# [Problem statement]
Copy every line with the string "this" in it.

# [Data shown]
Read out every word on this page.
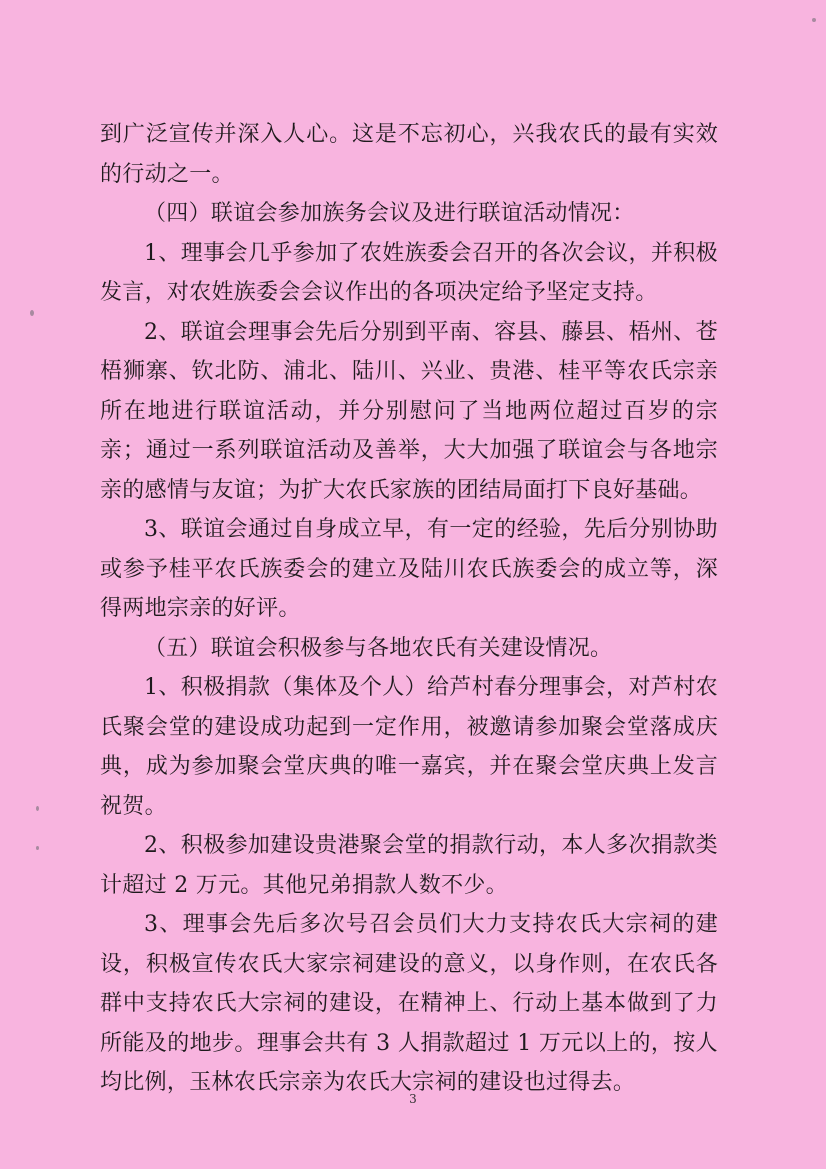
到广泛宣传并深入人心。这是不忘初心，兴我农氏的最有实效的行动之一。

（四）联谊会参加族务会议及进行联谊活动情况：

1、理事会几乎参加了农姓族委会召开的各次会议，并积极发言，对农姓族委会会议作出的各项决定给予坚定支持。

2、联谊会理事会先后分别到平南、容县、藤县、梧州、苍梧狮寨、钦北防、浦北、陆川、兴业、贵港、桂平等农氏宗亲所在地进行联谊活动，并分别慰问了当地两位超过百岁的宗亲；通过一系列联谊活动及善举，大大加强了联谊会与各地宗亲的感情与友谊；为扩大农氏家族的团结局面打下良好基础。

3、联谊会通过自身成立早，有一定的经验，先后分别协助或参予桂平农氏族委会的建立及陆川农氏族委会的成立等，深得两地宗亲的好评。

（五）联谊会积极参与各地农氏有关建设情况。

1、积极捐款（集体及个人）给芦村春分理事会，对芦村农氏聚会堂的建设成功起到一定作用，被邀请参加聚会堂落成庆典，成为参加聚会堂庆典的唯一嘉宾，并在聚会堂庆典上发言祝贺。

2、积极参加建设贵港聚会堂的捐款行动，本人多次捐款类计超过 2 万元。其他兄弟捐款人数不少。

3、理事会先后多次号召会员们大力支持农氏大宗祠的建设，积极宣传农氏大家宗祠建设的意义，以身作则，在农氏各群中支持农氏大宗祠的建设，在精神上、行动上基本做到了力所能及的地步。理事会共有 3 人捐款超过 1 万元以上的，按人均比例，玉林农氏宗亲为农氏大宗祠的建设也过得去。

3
...
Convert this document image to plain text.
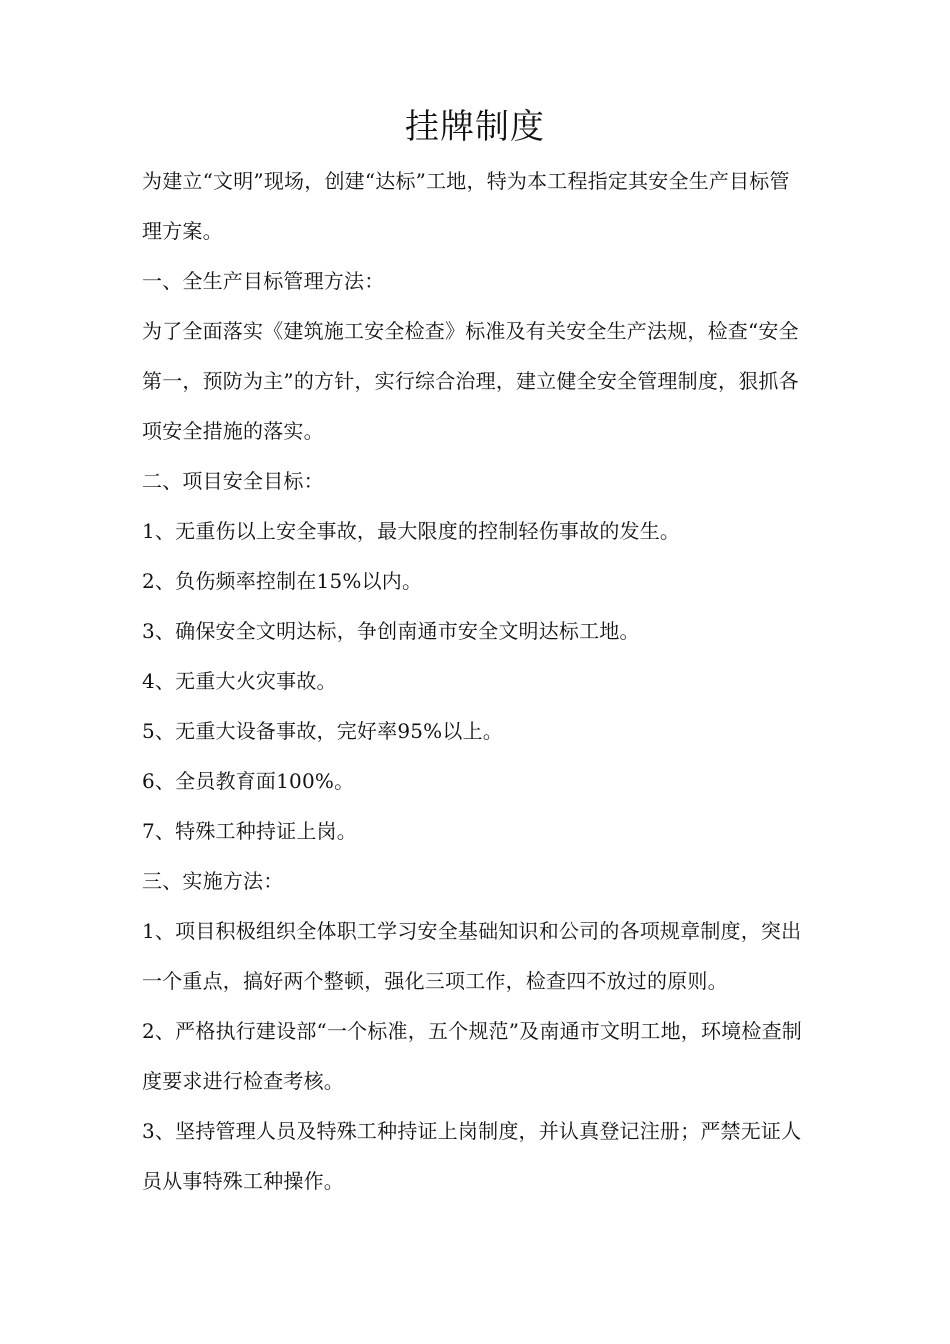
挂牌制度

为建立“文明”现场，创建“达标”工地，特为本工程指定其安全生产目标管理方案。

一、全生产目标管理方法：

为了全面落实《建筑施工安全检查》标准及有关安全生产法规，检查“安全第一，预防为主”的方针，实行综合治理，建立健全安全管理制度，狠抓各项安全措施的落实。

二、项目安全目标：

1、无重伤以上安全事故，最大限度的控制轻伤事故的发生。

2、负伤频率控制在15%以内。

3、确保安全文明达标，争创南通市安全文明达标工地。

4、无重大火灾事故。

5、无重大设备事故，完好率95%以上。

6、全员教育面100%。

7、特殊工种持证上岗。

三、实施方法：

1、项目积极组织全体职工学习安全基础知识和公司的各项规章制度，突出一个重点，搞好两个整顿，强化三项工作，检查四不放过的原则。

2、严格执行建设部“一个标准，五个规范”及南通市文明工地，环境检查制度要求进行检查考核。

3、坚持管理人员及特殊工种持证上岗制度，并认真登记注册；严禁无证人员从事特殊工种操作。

# [Exercise answer]
Read out every word on this page.
Convert this document image to plain text.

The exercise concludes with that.